Problem description
Read the records below. Copy each line where the string "温州浙南科技城管理委员会" occurs.

Saved entries
══════════════════════════════

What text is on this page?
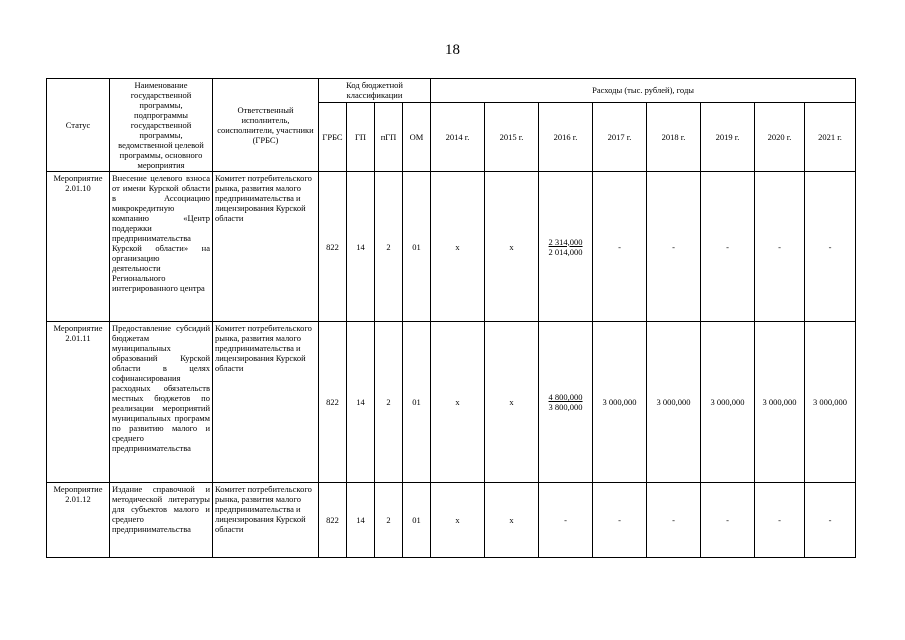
18
Статус	Наименование государственной программы, подпрограммы государственной программы, ведомственной целевой программы, основного мероприятия	Ответственный исполнитель, соисполнители, участники (ГРБС)	Код бюджетной классификации				Расходы (тыс. рублей), годы							
			ГРБС	ГП	пГП	ОМ	2014 г.	2015 г.	2016 г.	2017 г.	2018 г.	2019 г.	2020 г.	2021 г.
Мероприятие 2.01.10	Внесение целевого взноса от имени Курской области в Ассоциацию микрокредитную компанию «Центр поддержки предпринимательства Курской области» на организацию деятельности Регионального интегрированного центра	Комитет потребительского рынка, развития малого предпринимательства и лицензирования Курской области	822	14	2	01	х	х	2 314,000
2 014,000	-	-	-	-	-
Мероприятие 2.01.11	Предоставление субсидий бюджетам муниципальных образований Курской области в целях софинансирования расходных обязательств местных бюджетов по реализации мероприятий муниципальных программ по развитию малого и среднего предпринимательства	Комитет потребительского рынка, развития малого предпринимательства и лицензирования Курской области	822	14	2	01	х	х	4 800,000
3 800,000	3 000,000	3 000,000	3 000,000	3 000,000	3 000,000
Мероприятие 2.01.12	Издание справочной и методической литературы для субъектов малого и среднего предпринимательства	Комитет потребительского рынка, развития малого предпринимательства и лицензирования Курской области	822	14	2	01	х	х	-	-	-	-	-	-
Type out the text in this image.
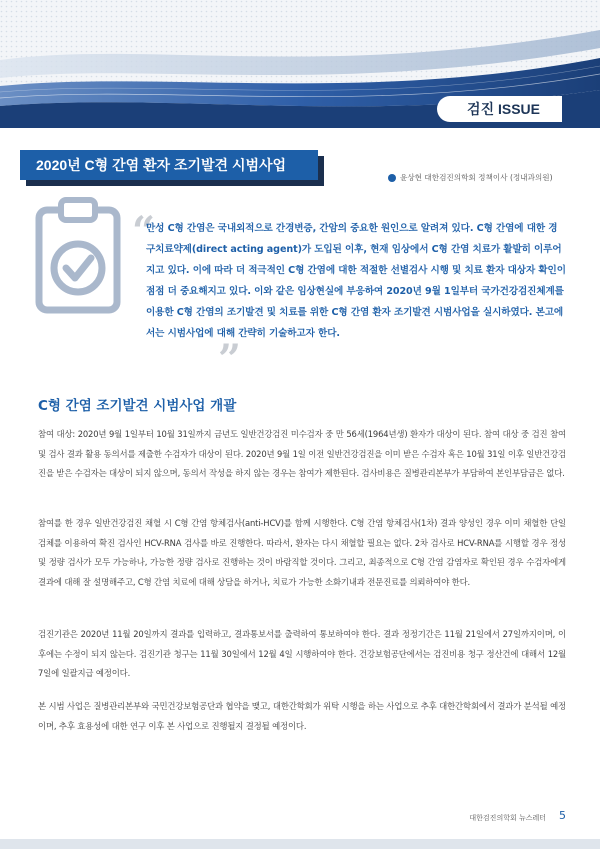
검진 ISSUE
2020년 C형 간염 환자 조기발견 시범사업
윤상현 대한검진의학회 정책이사 (정내과의원)
“
만성 C형 간염은 국내외적으로 간경변증, 간암의 중요한 원인으로 알려져 있다. C형 간염에 대한 경구치료약제(direct acting agent)가 도입된 이후, 현재 임상에서 C형 간염 치료가 활발히 이루어지고 있다. 이에 따라 더 적극적인 C형 간염에 대한 적절한 선별검사 시행 및 치료 환자 대상자 확인이 점점 더 중요해지고 있다. 이와 같은 임상현실에 부응하여 2020년 9월 1일부터 국가건강검진체계를 이용한 C형 간염의 조기발견 및 치료를 위한 C형 간염 환자 조기발견 시범사업을 실시하였다. 본고에서는 시범사업에 대해 간략히 기술하고자 한다.
”
C형 간염 조기발견 시범사업 개괄

참여 대상: 2020년 9월 1일부터 10월 31일까지 금년도 일반건강검진 미수검자 중 만 56세(1964년생) 환자가 대상이 된다. 참여 대상 중 검진 참여 및 검사 결과 활용 동의서를 제출한 수검자가 대상이 된다. 2020년 9월 1일 이전 일반건강검진을 이미 받은 수검자 혹은 10월 31일 이후 일반건강검진을 받은 수검자는 대상이 되지 않으며, 동의서 작성을 하지 않는 경우는 참여가 제한된다. 검사비용은 질병관리본부가 부담하여 본인부담금은 없다.

참여를 한 경우 일반건강검진 채혈 시 C형 간염 항체검사(anti-HCV)를 함께 시행한다. C형 간염 항체검사(1차) 결과 양성인 경우 이미 채혈한 단일 검체를 이용하여 확진 검사인 HCV-RNA 검사를 바로 진행한다. 따라서, 환자는 다시 채혈할 필요는 없다. 2차 검사로 HCV-RNA를 시행할 경우 정성 및 정량 검사가 모두 가능하나, 가능한 정량 검사로 진행하는 것이 바람직할 것이다. 그리고, 최종적으로 C형 간염 감염자로 확인된 경우 수검자에게 결과에 대해 잘 설명해주고, C형 간염 치료에 대해 상담을 하거나, 치료가 가능한 소화기내과 전문진료를 의뢰하여야 한다.

검진기관은 2020년 11월 20일까지 결과를 입력하고, 결과통보서를 출력하여 통보하여야 한다. 결과 정정기간은 11월 21일에서 27일까지이며, 이후에는 수정이 되지 않는다. 검진기관 청구는 11월 30일에서 12월 4일 시행하여야 한다. 건강보험공단에서는 검진비용 청구 정산건에 대해서 12월 7일에 일괄지급 예정이다.

본 시범 사업은 질병관리본부와 국민건강보험공단과 협약을 맺고, 대한간학회가 위탁 시행을 하는 사업으로 추후 대한간학회에서 결과가 분석될 예정이며, 추후 효용성에 대한 연구 이후 본 사업으로 진행될지 결정될 예정이다.

대한검진의학회 뉴스레터 5
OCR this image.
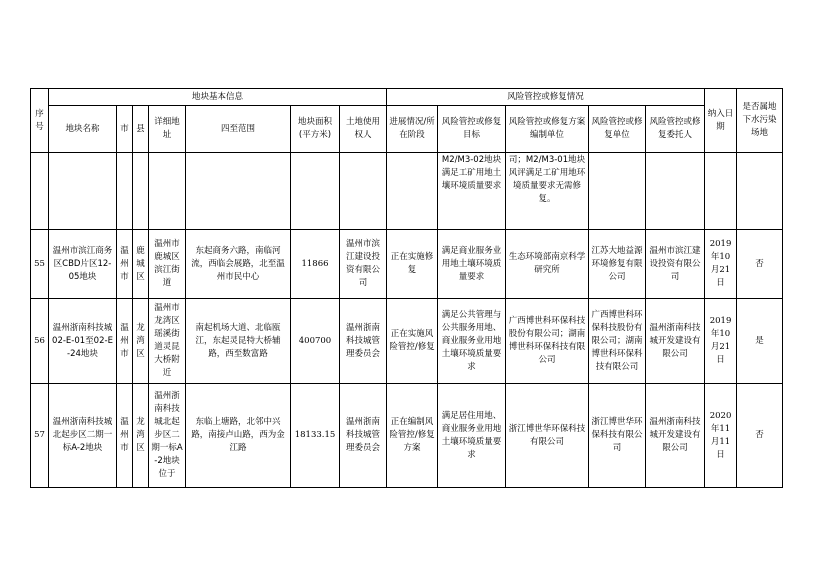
序号	地块基本信息							风险管控或修复情况					纳入日期	是否属地下水污染场地
	地块名称	市	县	详细地址	四至范围	地块面积(平方米)	土地使用权人	进展情况/所在阶段	风险管控或修复目标	风险管控或修复方案编制单位	风险管控或修复单位	风险管控或修复委托人		
									M2/M3-02地块满足工矿用地土壤环境质量要求	司；M2/M3-01地块风评满足工矿用地环境质量要求无需修复。				
55	温州市滨江商务区CBD片区12-05地块	温州市	鹿城区	温州市鹿城区滨江街道	东起商务六路，南临河流，西临会展路，北至温州市民中心	11866	温州市滨江建设投资有限公司	正在实施修复	满足商业服务业用地土壤环境质量要求	生态环境部南京科学研究所	江苏大地益源环境修复有限公司	温州市滨江建设投资有限公司	2019年10月21日	否
56	温州浙南科技城02-E-01至02-E-24地块	温州市	龙湾区	温州市龙湾区瑶溪街道灵昆大桥附近	南起机场大道、北临瓯江，东起灵昆特大桥辅路，西至数富路	400700	温州浙南科技城管理委员会	正在实施风险管控/修复	满足公共管理与公共服务用地、商业服务业用地土壤环境质量要求	广西博世科环保科技股份有限公司；湖南博世科环保科技有限公司	广西博世科环保科技股份有限公司；湖南博世科环保科技有限公司	温州浙南科技城开发建设有限公司	2019年10月21日	是
57	温州浙南科技城北起步区二期一标A-2地块	温州市	龙湾区	温州浙南科技城北起步区二期一标A-2地块位于	东临上塘路，北邻中兴路，南接卢山路，西为金江路	18133.15	温州浙南科技城管理委员会	正在编制风险管控/修复方案	满足居住用地、商业服务业用地土壤环境质量要求	浙江博世华环保科技有限公司	浙江博世华环保科技有限公司	温州浙南科技城开发建设有限公司	2020年11月11日	否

══════════════════════════════

Response to the task
56	温州浙南科技城02-E-01至02-E-24地块	温州市	龙湾区	温州市龙湾区瑶溪街道灵昆大桥附近	南起机场大道、北临瓯江，东起灵昆特大桥辅路，西至数富路	400700	温州浙南科技城管理委员会	正在实施风险管控/修复	满足公共管理与公共服务用地、商业服务业用地土壤环境质量要求	广西博世科环保科技股份有限公司；湖南博世科环保科技有限公司	广西博世科环保科技股份有限公司；湖南博世科环保科技有限公司	温州浙南科技城开发建设有限公司	2019年10月21日	是
57	温州浙南科技城北起步区二期一标A-2地块	温州市	龙湾区	温州浙南科技城北起步区二期一标A-2地块位于	东临上塘路，北邻中兴路，南接卢山路，西为金江路	18133.15	温州浙南科技城管理委员会	正在编制风险管控/修复方案	满足居住用地、商业服务业用地土壤环境质量要求	浙江博世华环保科技有限公司	浙江博世华环保科技有限公司	温州浙南科技城开发建设有限公司	2020年11月11日	否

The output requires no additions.